-- START THE INPUT --

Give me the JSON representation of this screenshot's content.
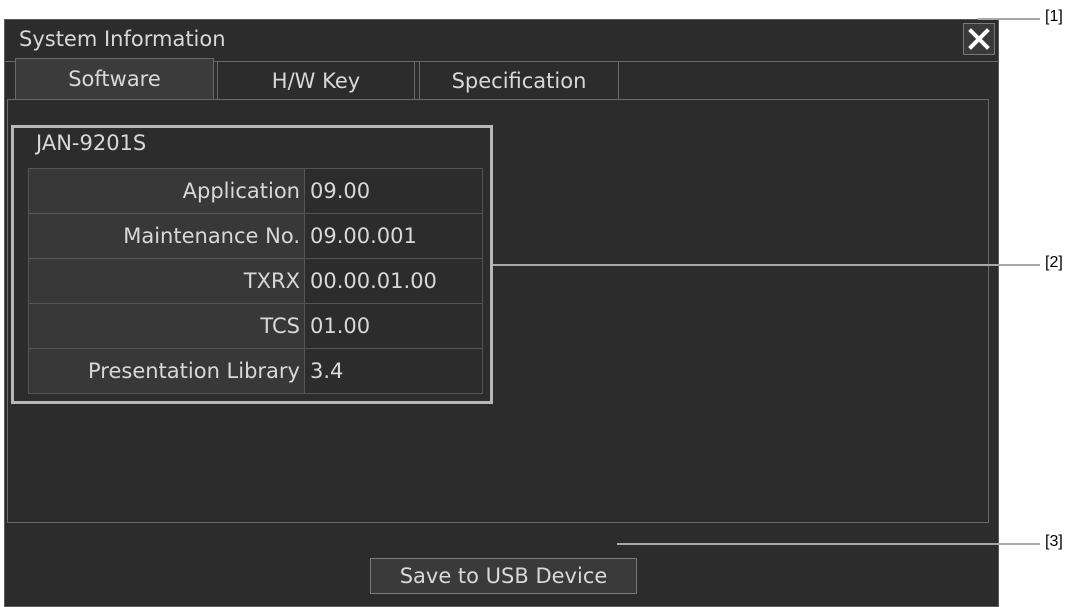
{
  "dialog": {
    "title": "System Information",
    "close_icon": "close-icon"
  },
  "tabs": [
    {
      "label": "Software",
      "active": true
    },
    {
      "label": "H/W Key",
      "active": false
    },
    {
      "label": "Specification",
      "active": false
    }
  ],
  "software": {
    "device_name": "JAN-9201S",
    "rows": [
      {
        "label": "Application",
        "value": "09.00"
      },
      {
        "label": "Maintenance No.",
        "value": "09.00.001"
      },
      {
        "label": "TXRX",
        "value": "00.00.01.00"
      },
      {
        "label": "TCS",
        "value": "01.00"
      },
      {
        "label": "Presentation Library",
        "value": "3.4"
      }
    ]
  },
  "footer": {
    "save_label": "Save to USB Device"
  },
  "callouts": [
    "[1]",
    "[2]",
    "[3]"
  ],
  "colors": {
    "dialog_bg": "#2c2c2c",
    "text": "#d8d8d8",
    "highlight": "#b8b8b8"
  }
}
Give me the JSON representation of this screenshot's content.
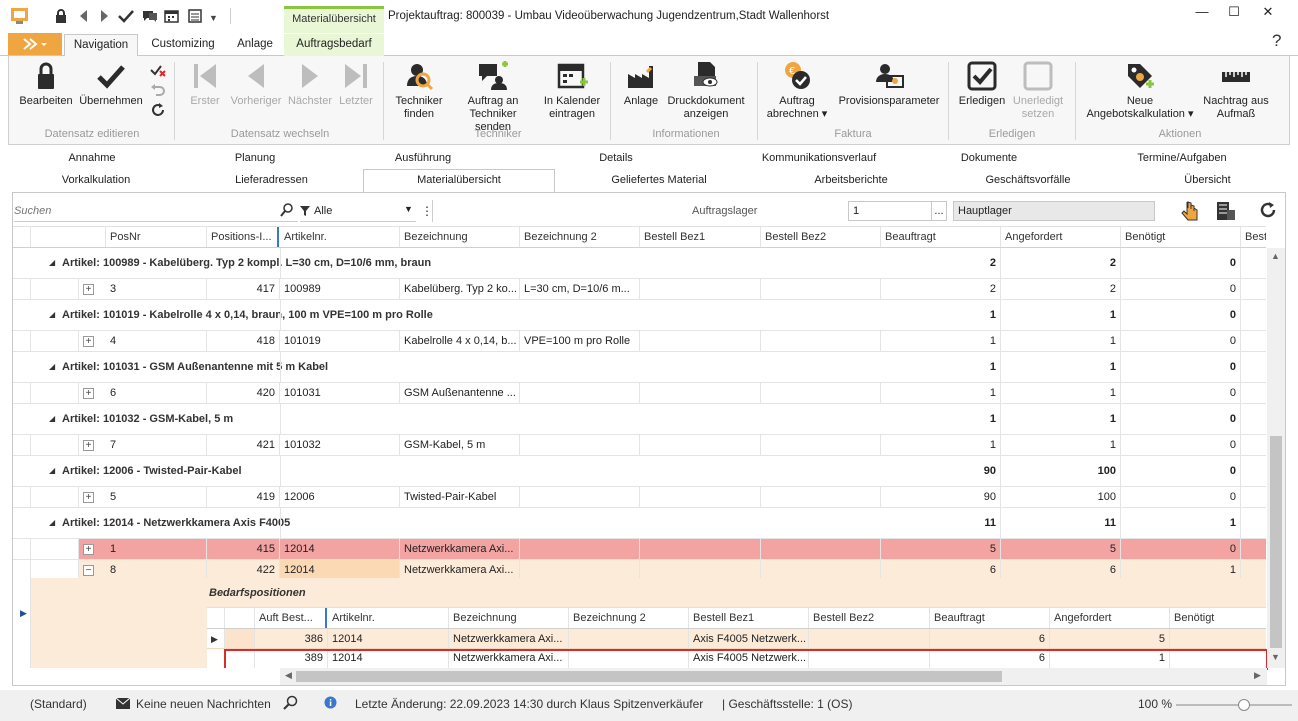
{
  "window": {
    "title": "Projektauftrag: 800039 - Umbau Videoüberwachung Jugendzentrum,Stadt Wallenhorst",
    "context_label": "Materialübersicht",
    "minimize": "—",
    "maximize": "☐",
    "close": "✕"
  },
  "quick_access": [
    "lock-icon",
    "back-icon",
    "forward-icon",
    "check-icon",
    "comment-icon",
    "calendar-icon",
    "list-icon"
  ],
  "ribbon_tabs": [
    {
      "label": "Navigation",
      "active": true
    },
    {
      "label": "Customizing"
    },
    {
      "label": "Anlage"
    },
    {
      "label": "Auftragsbedarf",
      "context": true
    }
  ],
  "ribbon": {
    "groups": [
      "Datensatz editieren",
      "Datensatz wechseln",
      "Techniker",
      "Informationen",
      "Faktura",
      "Erledigen",
      "Aktionen"
    ],
    "buttons": {
      "bearbeiten": "Bearbeiten",
      "uebernehmen": "Übernehmen",
      "erster": "Erster",
      "vorheriger": "Vorheriger",
      "naechster": "Nächster",
      "letzter": "Letzter",
      "techniker_finden_1": "Techniker",
      "techniker_finden_2": "finden",
      "auftrag_techniker_1": "Auftrag an",
      "auftrag_techniker_2": "Techniker senden",
      "kalender_1": "In Kalender",
      "kalender_2": "eintragen",
      "anlage": "Anlage",
      "druck_1": "Druckdokument",
      "druck_2": "anzeigen",
      "abrechnen_1": "Auftrag",
      "abrechnen_2": "abrechnen ▾",
      "provision": "Provisionsparameter",
      "erledigen": "Erledigen",
      "unerledigt_1": "Unerledigt",
      "unerledigt_2": "setzen",
      "angebot_1": "Neue",
      "angebot_2": "Angebotskalkulation ▾",
      "nachtrag_1": "Nachtrag aus",
      "nachtrag_2": "Aufmaß"
    }
  },
  "detail_tabs_row1": [
    "Annahme",
    "Planung",
    "Ausführung",
    "Details",
    "Kommunikationsverlauf",
    "Dokumente",
    "Termine/Aufgaben"
  ],
  "detail_tabs_row2": [
    "Vorkalkulation",
    "Lieferadressen",
    "Materialübersicht",
    "Geliefertes Material",
    "Arbeitsberichte",
    "Geschäftsvorfälle",
    "Übersicht"
  ],
  "filter": {
    "search_placeholder": "Suchen",
    "filter_value": "Alle",
    "lager_label": "Auftragslager",
    "lager_number": "1",
    "lager_name": "Hauptlager",
    "ellipsis": "..."
  },
  "columns": [
    "PosNr",
    "Positions-I...",
    "Artikelnr.",
    "Bezeichnung",
    "Bezeichnung 2",
    "Bestell Bez1",
    "Bestell Bez2",
    "Beauftragt",
    "Angefordert",
    "Benötigt",
    "Best"
  ],
  "groups": [
    {
      "title": "Artikel: 100989 - Kabelüberg. Typ 2 kompl. L=30 cm, D=10/6 mm, braun",
      "beauftragt": "2",
      "angefordert": "2",
      "benoetigt": "0",
      "rows": [
        {
          "pos": "3",
          "posid": "417",
          "art": "100989",
          "bez": "Kabelüberg. Typ 2 ko...",
          "bez2": "L=30 cm, D=10/6 m...",
          "beauftragt": "2",
          "angefordert": "2",
          "benoetigt": "0"
        }
      ]
    },
    {
      "title": "Artikel: 101019 - Kabelrolle 4 x 0,14, braun, 100 m VPE=100 m pro Rolle",
      "beauftragt": "1",
      "angefordert": "1",
      "benoetigt": "0",
      "rows": [
        {
          "pos": "4",
          "posid": "418",
          "art": "101019",
          "bez": "Kabelrolle 4 x 0,14, b...",
          "bez2": "VPE=100 m pro Rolle",
          "beauftragt": "1",
          "angefordert": "1",
          "benoetigt": "0"
        }
      ]
    },
    {
      "title": "Artikel: 101031 - GSM Außenantenne mit 5 m Kabel",
      "beauftragt": "1",
      "angefordert": "1",
      "benoetigt": "0",
      "rows": [
        {
          "pos": "6",
          "posid": "420",
          "art": "101031",
          "bez": "GSM Außenantenne ...",
          "bez2": "",
          "beauftragt": "1",
          "angefordert": "1",
          "benoetigt": "0"
        }
      ]
    },
    {
      "title": "Artikel: 101032 - GSM-Kabel, 5 m",
      "beauftragt": "1",
      "angefordert": "1",
      "benoetigt": "0",
      "rows": [
        {
          "pos": "7",
          "posid": "421",
          "art": "101032",
          "bez": "GSM-Kabel, 5 m",
          "bez2": "",
          "beauftragt": "1",
          "angefordert": "1",
          "benoetigt": "0"
        }
      ]
    },
    {
      "title": "Artikel: 12006 - Twisted-Pair-Kabel",
      "beauftragt": "90",
      "angefordert": "100",
      "benoetigt": "0",
      "rows": [
        {
          "pos": "5",
          "posid": "419",
          "art": "12006",
          "bez": "Twisted-Pair-Kabel",
          "bez2": "",
          "beauftragt": "90",
          "angefordert": "100",
          "benoetigt": "0"
        }
      ]
    },
    {
      "title": "Artikel: 12014 - Netzwerkkamera Axis F4005",
      "beauftragt": "11",
      "angefordert": "11",
      "benoetigt": "1",
      "rows": [
        {
          "pos": "1",
          "posid": "415",
          "art": "12014",
          "bez": "Netzwerkkamera Axi...",
          "bez2": "",
          "beauftragt": "5",
          "angefordert": "5",
          "benoetigt": "0"
        },
        {
          "pos": "8",
          "posid": "422",
          "art": "12014",
          "bez": "Netzwerkkamera Axi...",
          "bez2": "",
          "beauftragt": "6",
          "angefordert": "6",
          "benoetigt": "1"
        }
      ]
    }
  ],
  "sub": {
    "title": "Bedarfspositionen",
    "columns": [
      "Auft Best...",
      "Artikelnr.",
      "Bezeichnung",
      "Bezeichnung 2",
      "Bestell Bez1",
      "Bestell Bez2",
      "Beauftragt",
      "Angefordert",
      "Benötigt"
    ],
    "rows": [
      {
        "auft": "386",
        "art": "12014",
        "bez": "Netzwerkkamera Axi...",
        "bez2": "",
        "bb1": "Axis F4005 Netzwerk...",
        "bb2": "",
        "beauftragt": "6",
        "angefordert": "5",
        "benoetigt": ""
      },
      {
        "auft": "389",
        "art": "12014",
        "bez": "Netzwerkkamera Axi...",
        "bez2": "",
        "bb1": "Axis F4005 Netzwerk...",
        "bb2": "",
        "beauftragt": "6",
        "angefordert": "1",
        "benoetigt": ""
      }
    ]
  },
  "status": {
    "layout": "(Standard)",
    "messages": "Keine neuen Nachrichten",
    "last_change": "Letzte Änderung: 22.09.2023 14:30 durch Klaus Spitzenverkäufer",
    "office": "| Geschäftsstelle:  1 (OS)",
    "zoom": "100 %",
    "zoom_level": 0.6
  },
  "colors": {
    "accent_orange": "#f0a640",
    "context_green": "#8cc63f",
    "row_red": "#f4a3a3",
    "row_peach": "#fdebd9",
    "selection_red": "#d62c2c"
  }
}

-- END THE INPUT --

#### REQUIREMENTS
Where a line above includes "Kabelrolle", copy that line.

#### THE COMPLETED TASK
      "title": "Artikel: 101019 - Kabelrolle 4 x 0,14, braun, 100 m VPE=100 m pro Rolle",
          "bez": "Kabelrolle 4 x 0,14, b...",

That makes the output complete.